**TASK:** Determine how many lines of the entries contain "Storytelling". Reply with that number alone.

**MATERIAL PROVIDED:**
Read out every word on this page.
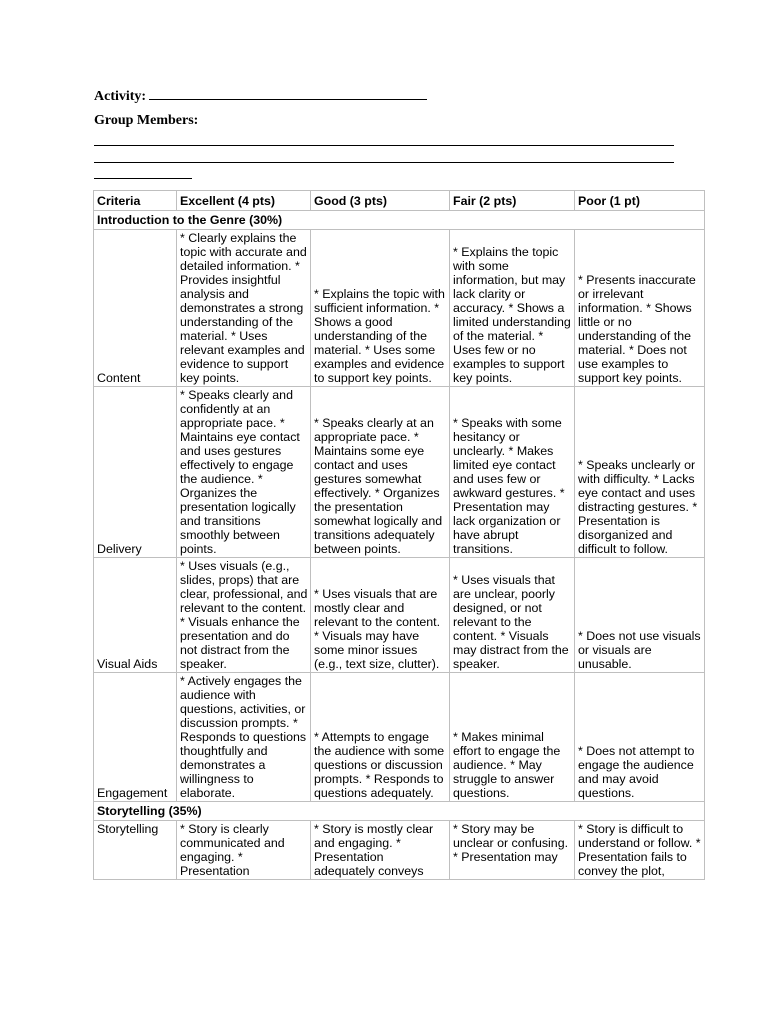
Activity:
Group Members:
Criteria	Excellent (4 pts)	Good (3 pts)	Fair (2 pts)	Poor (1 pt)
Introduction to the Genre (30%)				
Content	* Clearly explains the topic with accurate and detailed information. * Provides insightful analysis and demonstrates a strong understanding of the material. * Uses relevant examples and evidence to support key points.	* Explains the topic with sufficient information. * Shows a good understanding of the material. * Uses some examples and evidence to support key points.	* Explains the topic with some information, but may lack clarity or accuracy. * Shows a limited understanding of the material. * Uses few or no examples to support key points.	* Presents inaccurate or irrelevant information. * Shows little or no understanding of the material. * Does not use examples to support key points.
Delivery	* Speaks clearly and confidently at an appropriate pace. * Maintains eye contact and uses gestures effectively to engage the audience. * Organizes the presentation logically and transitions smoothly between points.	* Speaks clearly at an appropriate pace. * Maintains some eye contact and uses gestures somewhat effectively. * Organizes the presentation somewhat logically and transitions adequately between points.	* Speaks with some hesitancy or unclearly. * Makes limited eye contact and uses few or awkward gestures. * Presentation may lack organization or have abrupt transitions.	* Speaks unclearly or with difficulty. * Lacks eye contact and uses distracting gestures. * Presentation is disorganized and difficult to follow.
Visual Aids	* Uses visuals (e.g., slides, props) that are clear, professional, and relevant to the content. * Visuals enhance the presentation and do not distract from the speaker.	* Uses visuals that are mostly clear and relevant to the content. * Visuals may have some minor issues (e.g., text size, clutter).	* Uses visuals that are unclear, poorly designed, or not relevant to the content. * Visuals may distract from the speaker.	* Does not use visuals or visuals are unusable.
Engagement	* Actively engages the audience with questions, activities, or discussion prompts. * Responds to questions thoughtfully and demonstrates a willingness to elaborate.	* Attempts to engage the audience with some questions or discussion prompts. * Responds to questions adequately.	* Makes minimal effort to engage the audience. * May struggle to answer questions.	* Does not attempt to engage the audience and may avoid questions.
Storytelling (35%)				

Storytelling	* Story is clearly communicated and engaging. * Presentation	* Story is mostly clear and engaging. * Presentation adequately conveys	* Story may be unclear or confusing. * Presentation may	* Story is difficult to understand or follow. * Presentation fails to convey the plot,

**EXERCISE RESPONSE:** 2